En lo personal, sigo creyendo que es posible encontrar mujeres con bellas piernas y actitud sensual, que a la vez tengan un posgrado en Princeton y hablen cinco idiomas y te expliquen las últimas tendencias de arte abstracto-conceptual, y (insisto, con perdón de la cacofonía, “y”) que a la vez sean capaces de sorprenderse con detalles de ternura, que se entusiasmen con el “detalle” de estar vivos, que sean, además de “buenas minas/hembras/mujeres”, buenas personas. ¿Es eso pedir demasiado? En la vida no, pero no es lo que se puede encontrar en “Sex and the city” (ni en la serie ni en la película). En estos tiempos, la nueva dicotomía irreconciliable (tipo “Liberación o dependencia”) parecería ser “estar advertidos-cool-adelantados-ser-unos-piolas bárbaros” o –en la otra punta- intentar de vez en cuando acercarse a un estado más o menos parecido a la felicidad. Pero la felicidad no vende: la economía posmoderna se basa en la frustración y la envidia (querer y no tener; querer tener lo que tienen los otros).
Así que, folks, usen esas dos horas para ver “Odette” o una con Cecile de France, para leer a Wilhem Reich (“La revolución sexual”, “La función del orgasmo”) o un libro de relatos eróticos.
O, mucho mejor aún, para disfrutar –sin guiones, ni prejuicios, ni mucho menos comentarios del personaje de Sarah Jessica Parker- de un intenso turno en “algún lugar tranquilo”.
Parafraseando una extraordinaria definición acuñada en el programa de radio “La pelota no dobla” (“El fútbol es simple. Lo complican los periodistas”), al fin de cuentas “La vida es simple. La complican los psiquiatras y los publicitarios”.
29/6/08
“Creía que la que cantaba era Juana Molina” y otras confesiones de invierno
Ahora, a partir del 21 de julio, se viene el último disco de Carla Bruni. Y no es una forma de decir, este trabajo no será el “más reciente”, sino “el último”, ya que parece que su marido presidencial ha decretado el fin de su carrera artística (la de ella, la de él nunca empezó. Aprovechamos este comentario para hacer un llamado a la solidaridad: se necesitan 100 dadores de onda para el primer mandatario galo). Se trata de “Como si nada hubiera pasado” en donde Carlita confiesa en una de sus canciones que es “una niña, a pesar de mis 30 amantes” (los de ella). Llegado este punto hay voces discordantes y controversiales. Hay colegas, como el impecable y circunspecto Juan Pablo Varsky, que frente a la imagen de Carlita pierden la compostura y comienzan a desgranar metáforas de baja estofa sobre la ingesta de golosinas por parte de “Shark-ozy” (onomatópeyico y políglota juego de palabras con “Shark” –“tiburón” en inglés- y “Aussi” –“también” en francés). Prefiero en cambio la postura de quienes coinciden en este caso con el risueño comentario del trompetista y conductor radial Gillespi referido a la actriz que interpreta a la “99” en la remake del Superagente 86 (“Me dasss una combi y voy ahora misssmo a Rafael Calzada y te traigo 30 minassss que essstán mássss buenasss que éssssta”). Lo cierto es que Carlita se las ingenió para reclutar a 30 chabones de alta gama, entre los que, además del actual presidente de Francia, se encuentran músicos como Eric Clapton o Mick Jagger, el mencionado director de cine Leos Carax, el nabo de Kevin Costner, el garca de Donald Trump, Jean Jaques Goldman –una especie de “Bombita Rodríguez” francés- o Christopher Thompson, el hijo de la directora de cine Danielle Thompson (realizadora de “Lo mejor de nuestras vidas” una película buenísima onda, ideal para levantar el ánimo a los amigos en trances depresivos: alquílenla, en serio).

- DATOS PROPORCIONADOS:

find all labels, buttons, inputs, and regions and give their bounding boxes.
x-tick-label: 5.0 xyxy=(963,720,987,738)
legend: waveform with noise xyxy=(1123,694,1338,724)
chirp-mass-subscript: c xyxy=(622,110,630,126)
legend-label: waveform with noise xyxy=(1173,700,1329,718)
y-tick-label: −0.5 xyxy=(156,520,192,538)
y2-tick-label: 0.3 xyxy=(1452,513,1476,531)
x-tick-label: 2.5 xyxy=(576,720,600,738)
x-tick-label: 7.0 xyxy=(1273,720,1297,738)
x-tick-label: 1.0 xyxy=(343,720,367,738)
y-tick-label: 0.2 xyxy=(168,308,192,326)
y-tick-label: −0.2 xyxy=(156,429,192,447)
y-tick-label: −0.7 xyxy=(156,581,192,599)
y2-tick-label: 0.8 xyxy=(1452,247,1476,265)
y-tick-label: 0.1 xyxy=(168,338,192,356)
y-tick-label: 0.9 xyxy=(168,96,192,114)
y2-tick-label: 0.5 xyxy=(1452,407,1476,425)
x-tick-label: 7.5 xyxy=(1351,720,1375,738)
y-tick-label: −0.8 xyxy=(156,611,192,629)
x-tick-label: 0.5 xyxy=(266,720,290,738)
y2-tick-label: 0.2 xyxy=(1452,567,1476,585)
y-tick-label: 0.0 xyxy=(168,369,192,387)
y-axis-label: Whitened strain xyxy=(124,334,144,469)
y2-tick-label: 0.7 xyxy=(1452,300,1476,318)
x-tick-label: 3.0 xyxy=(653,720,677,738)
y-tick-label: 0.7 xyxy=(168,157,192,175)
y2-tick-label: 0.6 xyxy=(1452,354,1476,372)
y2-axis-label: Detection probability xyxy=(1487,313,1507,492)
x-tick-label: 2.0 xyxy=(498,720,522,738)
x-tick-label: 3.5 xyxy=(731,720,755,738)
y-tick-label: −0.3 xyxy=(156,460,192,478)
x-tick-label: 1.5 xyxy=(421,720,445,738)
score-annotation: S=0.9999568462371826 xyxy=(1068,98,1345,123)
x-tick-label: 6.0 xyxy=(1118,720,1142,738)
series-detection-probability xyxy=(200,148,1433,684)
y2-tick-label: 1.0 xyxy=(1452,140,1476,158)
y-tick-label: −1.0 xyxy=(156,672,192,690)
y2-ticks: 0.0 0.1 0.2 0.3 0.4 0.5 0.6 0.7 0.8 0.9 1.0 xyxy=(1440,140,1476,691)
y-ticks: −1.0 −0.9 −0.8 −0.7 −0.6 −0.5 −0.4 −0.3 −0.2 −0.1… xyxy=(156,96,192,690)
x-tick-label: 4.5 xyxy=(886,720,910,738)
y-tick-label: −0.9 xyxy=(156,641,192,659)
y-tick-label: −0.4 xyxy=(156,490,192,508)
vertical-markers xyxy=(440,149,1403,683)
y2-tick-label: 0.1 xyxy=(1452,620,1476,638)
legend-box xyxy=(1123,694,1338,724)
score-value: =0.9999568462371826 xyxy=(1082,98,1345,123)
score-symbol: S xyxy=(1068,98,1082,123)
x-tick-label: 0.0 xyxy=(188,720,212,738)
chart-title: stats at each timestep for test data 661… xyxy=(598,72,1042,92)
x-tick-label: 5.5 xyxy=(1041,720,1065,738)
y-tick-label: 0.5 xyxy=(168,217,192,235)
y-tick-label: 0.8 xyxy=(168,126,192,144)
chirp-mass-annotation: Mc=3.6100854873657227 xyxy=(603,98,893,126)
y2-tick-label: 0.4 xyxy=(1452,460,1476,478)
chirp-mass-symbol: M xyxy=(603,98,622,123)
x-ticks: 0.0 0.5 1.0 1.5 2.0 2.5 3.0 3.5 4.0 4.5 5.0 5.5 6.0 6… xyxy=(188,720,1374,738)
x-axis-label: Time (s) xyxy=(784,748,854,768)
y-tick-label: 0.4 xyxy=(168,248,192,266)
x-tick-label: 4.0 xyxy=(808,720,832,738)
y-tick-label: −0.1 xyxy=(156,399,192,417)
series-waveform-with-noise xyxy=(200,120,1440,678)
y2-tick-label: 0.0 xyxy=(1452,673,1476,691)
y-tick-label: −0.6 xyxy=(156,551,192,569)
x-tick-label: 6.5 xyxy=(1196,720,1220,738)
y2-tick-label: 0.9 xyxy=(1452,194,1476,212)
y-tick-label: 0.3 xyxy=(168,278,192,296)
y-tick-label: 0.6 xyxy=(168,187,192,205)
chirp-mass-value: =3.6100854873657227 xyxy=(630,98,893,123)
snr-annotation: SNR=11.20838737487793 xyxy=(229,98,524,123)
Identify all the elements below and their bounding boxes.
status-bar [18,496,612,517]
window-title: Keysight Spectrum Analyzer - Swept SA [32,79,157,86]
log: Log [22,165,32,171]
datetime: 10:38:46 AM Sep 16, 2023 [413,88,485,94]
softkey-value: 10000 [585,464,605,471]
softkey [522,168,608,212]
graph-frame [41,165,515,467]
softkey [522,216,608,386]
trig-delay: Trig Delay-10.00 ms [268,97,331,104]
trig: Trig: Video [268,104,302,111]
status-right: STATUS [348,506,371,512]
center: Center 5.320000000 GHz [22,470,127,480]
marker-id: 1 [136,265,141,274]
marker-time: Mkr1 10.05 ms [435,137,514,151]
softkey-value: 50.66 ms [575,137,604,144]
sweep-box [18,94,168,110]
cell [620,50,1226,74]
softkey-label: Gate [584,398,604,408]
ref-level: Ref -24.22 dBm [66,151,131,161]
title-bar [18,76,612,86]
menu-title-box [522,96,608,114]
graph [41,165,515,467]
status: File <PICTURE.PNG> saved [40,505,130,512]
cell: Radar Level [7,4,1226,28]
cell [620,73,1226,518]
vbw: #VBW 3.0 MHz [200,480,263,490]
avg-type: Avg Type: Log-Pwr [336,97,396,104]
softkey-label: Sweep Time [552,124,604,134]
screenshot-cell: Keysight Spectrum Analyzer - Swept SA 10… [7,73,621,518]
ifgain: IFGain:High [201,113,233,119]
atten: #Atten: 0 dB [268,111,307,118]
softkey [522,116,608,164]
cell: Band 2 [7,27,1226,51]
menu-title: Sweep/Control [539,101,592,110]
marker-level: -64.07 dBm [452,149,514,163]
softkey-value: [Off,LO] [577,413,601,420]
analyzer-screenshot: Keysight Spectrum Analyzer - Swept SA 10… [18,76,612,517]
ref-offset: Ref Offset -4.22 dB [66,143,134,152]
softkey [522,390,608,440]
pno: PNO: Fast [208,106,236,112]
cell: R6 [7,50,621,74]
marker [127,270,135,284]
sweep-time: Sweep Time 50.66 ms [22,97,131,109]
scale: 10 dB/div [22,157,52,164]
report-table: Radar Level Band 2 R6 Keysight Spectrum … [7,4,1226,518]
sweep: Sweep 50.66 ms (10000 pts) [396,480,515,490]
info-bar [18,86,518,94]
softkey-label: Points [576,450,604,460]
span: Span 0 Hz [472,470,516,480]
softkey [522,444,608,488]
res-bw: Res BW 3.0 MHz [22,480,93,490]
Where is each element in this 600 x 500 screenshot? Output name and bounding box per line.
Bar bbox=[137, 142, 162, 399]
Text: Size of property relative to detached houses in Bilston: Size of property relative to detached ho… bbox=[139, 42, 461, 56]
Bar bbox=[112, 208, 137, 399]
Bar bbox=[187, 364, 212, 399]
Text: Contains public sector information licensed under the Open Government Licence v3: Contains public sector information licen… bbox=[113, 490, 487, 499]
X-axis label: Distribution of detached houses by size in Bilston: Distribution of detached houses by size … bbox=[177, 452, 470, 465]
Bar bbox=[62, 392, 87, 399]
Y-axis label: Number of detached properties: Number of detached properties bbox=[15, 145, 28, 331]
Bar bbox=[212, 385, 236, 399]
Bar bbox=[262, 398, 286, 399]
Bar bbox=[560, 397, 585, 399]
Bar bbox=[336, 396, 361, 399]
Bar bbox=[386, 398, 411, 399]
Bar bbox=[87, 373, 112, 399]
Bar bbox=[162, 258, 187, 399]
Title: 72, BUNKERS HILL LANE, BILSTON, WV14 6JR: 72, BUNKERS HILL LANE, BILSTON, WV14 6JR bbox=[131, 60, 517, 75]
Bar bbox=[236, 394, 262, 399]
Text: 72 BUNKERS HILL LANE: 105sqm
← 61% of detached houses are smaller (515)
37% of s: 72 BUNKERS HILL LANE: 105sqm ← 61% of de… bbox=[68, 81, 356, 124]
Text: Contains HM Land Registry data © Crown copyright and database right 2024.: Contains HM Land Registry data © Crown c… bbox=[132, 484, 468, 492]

- TAREAS A REALIZAR:
[1] Según la sección del documento, ¿por qué el próximo disco de Carla Bruni será "el último" y no solo "el más reciente"?
[2] ¿Qué título tiene el disco de Carla Bruni mencionado en la sección del documento?
[3] Resume el párrafo de la sección del documento que empieza con "En lo personal, sigo creyendo", conservando sus datos principales.
Para responder, basta con la sección del documento.

- RESPUESTAS:
[1] Porque, al parecer, su marido presidencial ha decretado el fin de la carrera artística de ella.

[2] "Como si nada hubiera pasado".

[3] Sigo creyendo posible encontrar mujeres con bellas piernas y actitud sensual que, a la vez, tengan un posgrado en Princeton, hablen cinco idiomas, expliquen las últimas tendencias del arte abstracto-conceptual, se sorprendan con detalles de ternura, se entusiasmen con estar vivos y sean buenas personas. En la vida no es pedir demasiado, pero eso no se encuentra en "Sex and the city", ni en la serie ni en la película. Hoy la nueva dicotomía irreconciliable parece ser estar "advertidos-cool-adelantados" o intentar acercarse a algo parecido a la felicidad. Pero la felicidad no vende: la economía posmoderna se basa en la frustración y la envidia.